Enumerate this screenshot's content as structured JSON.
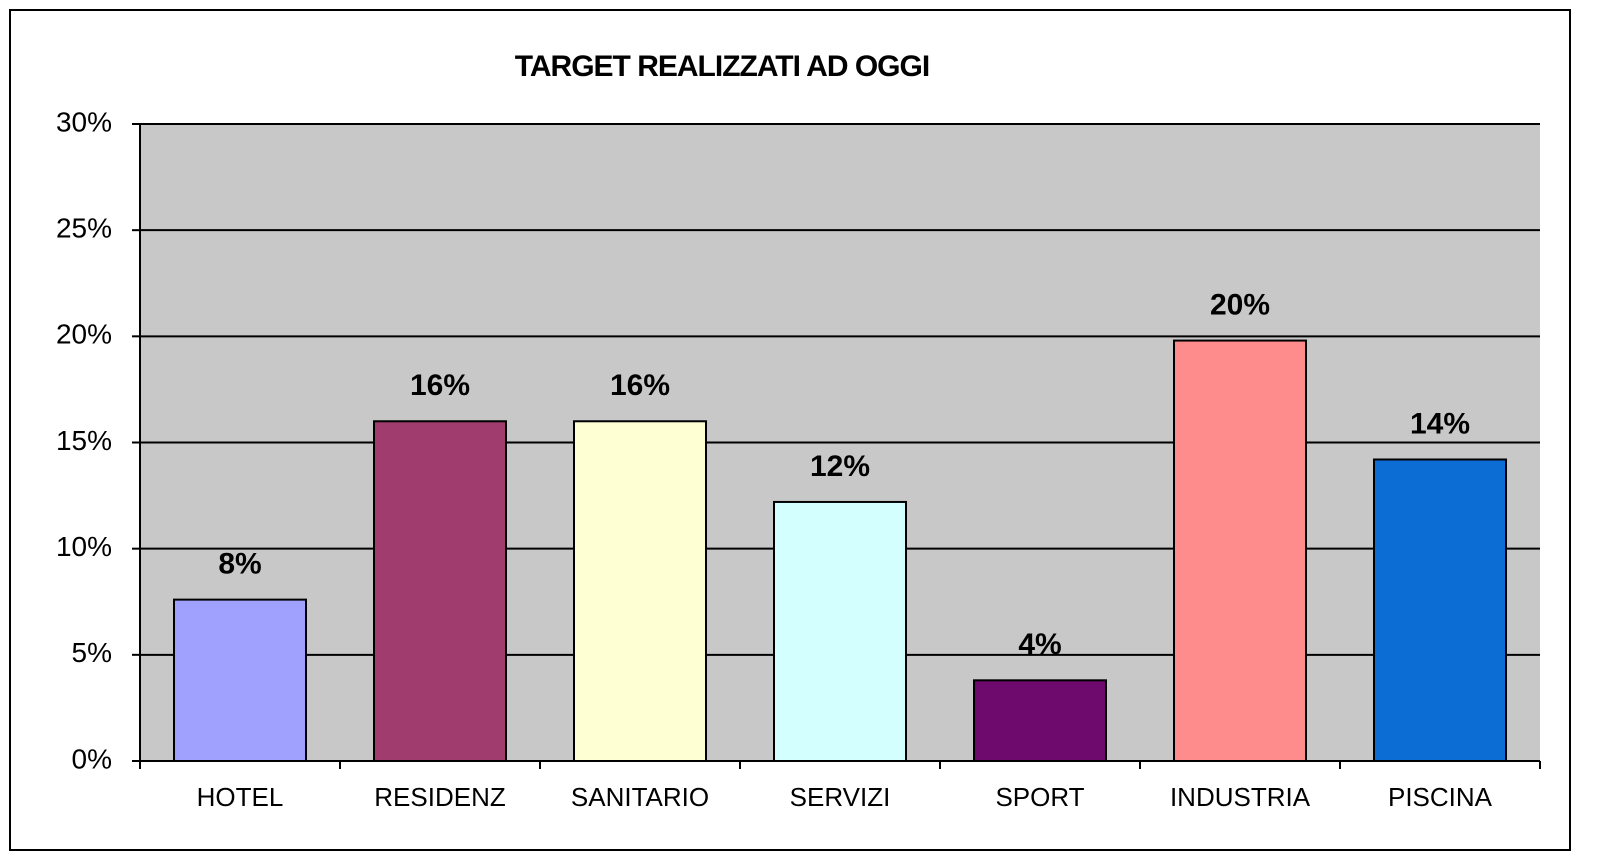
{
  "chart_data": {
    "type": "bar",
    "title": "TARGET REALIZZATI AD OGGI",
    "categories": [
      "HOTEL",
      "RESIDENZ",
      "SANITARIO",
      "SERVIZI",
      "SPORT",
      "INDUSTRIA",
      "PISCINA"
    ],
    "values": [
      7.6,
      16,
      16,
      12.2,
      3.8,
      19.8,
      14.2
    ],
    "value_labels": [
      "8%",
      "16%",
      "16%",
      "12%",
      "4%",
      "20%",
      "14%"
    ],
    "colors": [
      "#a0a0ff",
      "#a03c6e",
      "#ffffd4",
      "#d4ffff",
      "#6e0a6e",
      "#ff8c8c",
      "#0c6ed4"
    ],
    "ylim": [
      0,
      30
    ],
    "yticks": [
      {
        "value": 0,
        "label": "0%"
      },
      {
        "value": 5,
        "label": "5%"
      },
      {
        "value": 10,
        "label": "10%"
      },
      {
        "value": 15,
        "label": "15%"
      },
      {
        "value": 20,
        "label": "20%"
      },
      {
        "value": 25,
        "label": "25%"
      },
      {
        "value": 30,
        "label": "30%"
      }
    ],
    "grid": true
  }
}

------------------------------------------------------------

→ **WRITTEN EXERCISE**: From the data above, write out everything exactly except the pictures.

→ **OUTPUT OF THE TASK**:
Enumerate this screenshot's content as structured JSON.
{
  "chart_data": {
    "type": "bar",
    "title": "TARGET REALIZZATI AD OGGI",
    "categories": [
      "HOTEL",
      "RESIDENZ",
      "SANITARIO",
      "SERVIZI",
      "SPORT",
      "INDUSTRIA",
      "PISCINA"
    ],
    "values": [
      7.6,
      16,
      16,
      12.2,
      3.8,
      19.8,
      14.2
    ],
    "value_labels": [
      "8%",
      "16%",
      "16%",
      "12%",
      "4%",
      "20%",
      "14%"
    ],
    "colors": [
      "#a0a0ff",
      "#a03c6e",
      "#ffffd4",
      "#d4ffff",
      "#6e0a6e",
      "#ff8c8c",
      "#0c6ed4"
    ],
    "ylim": [
      0,
      30
    ],
    "yticks": [
      {
        "value": 0,
        "label": "0%"
      },
      {
        "value": 5,
        "label": "5%"
      },
      {
        "value": 10,
        "label": "10%"
      },
      {
        "value": 15,
        "label": "15%"
      },
      {
        "value": 20,
        "label": "20%"
      },
      {
        "value": 25,
        "label": "25%"
      },
      {
        "value": 30,
        "label": "30%"
      }
    ],
    "grid": true
  }
}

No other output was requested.